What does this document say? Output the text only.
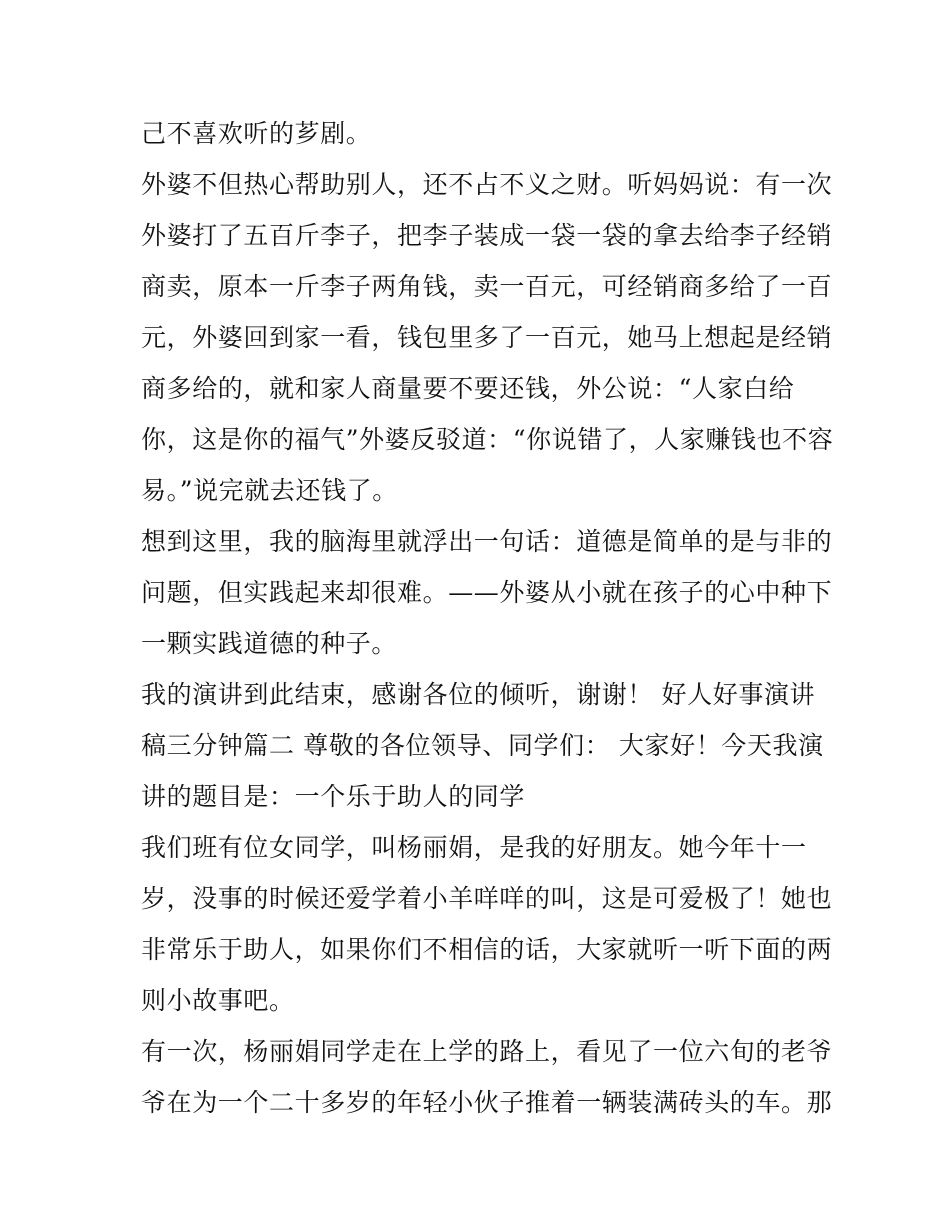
己不喜欢听的芗剧。
外婆不但热心帮助别人，还不占不义之财。听妈妈说：有一次
外婆打了五百斤李子，把李子装成一袋一袋的拿去给李子经销
商卖，原本一斤李子两角钱，卖一百元，可经销商多给了一百
元，外婆回到家一看，钱包里多了一百元，她马上想起是经销
商多给的，就和家人商量要不要还钱，外公说：“人家白给
你，这是你的福气”外婆反驳道：“你说错了，人家赚钱也不容
易。”说完就去还钱了。
想到这里，我的脑海里就浮出一句话：道德是简单的是与非的
问题，但实践起来却很难。——外婆从小就在孩子的心中种下
一颗实践道德的种子。
我的演讲到此结束，感谢各位的倾听，谢谢！ 好人好事演讲
稿三分钟篇二 尊敬的各位领导、同学们： 大家好！今天我演
讲的题目是：一个乐于助人的同学
我们班有位女同学，叫杨丽娟，是我的好朋友。她今年十一
岁，没事的时候还爱学着小羊咩咩的叫，这是可爱极了！她也
非常乐于助人，如果你们不相信的话，大家就听一听下面的两
则小故事吧。
有一次，杨丽娟同学走在上学的路上，看见了一位六旬的老爷
爷在为一个二十多岁的年轻小伙子推着一辆装满砖头的车。那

——————————

Exercise aim -
Ignore the images and quote every line of the listing exactly.

Full response -
What does this document say? Output the text only.
己不喜欢听的芗剧。
外婆不但热心帮助别人，还不占不义之财。听妈妈说：有一次
外婆打了五百斤李子，把李子装成一袋一袋的拿去给李子经销
商卖，原本一斤李子两角钱，卖一百元，可经销商多给了一百
元，外婆回到家一看，钱包里多了一百元，她马上想起是经销
商多给的，就和家人商量要不要还钱，外公说：“人家白给
你，这是你的福气”外婆反驳道：“你说错了，人家赚钱也不容
易。”说完就去还钱了。
想到这里，我的脑海里就浮出一句话：道德是简单的是与非的
问题，但实践起来却很难。——外婆从小就在孩子的心中种下
一颗实践道德的种子。
我的演讲到此结束，感谢各位的倾听，谢谢！ 好人好事演讲
稿三分钟篇二 尊敬的各位领导、同学们： 大家好！今天我演
讲的题目是：一个乐于助人的同学
我们班有位女同学，叫杨丽娟，是我的好朋友。她今年十一
岁，没事的时候还爱学着小羊咩咩的叫，这是可爱极了！她也
非常乐于助人，如果你们不相信的话，大家就听一听下面的两
则小故事吧。
有一次，杨丽娟同学走在上学的路上，看见了一位六旬的老爷
爷在为一个二十多岁的年轻小伙子推着一辆装满砖头的车。那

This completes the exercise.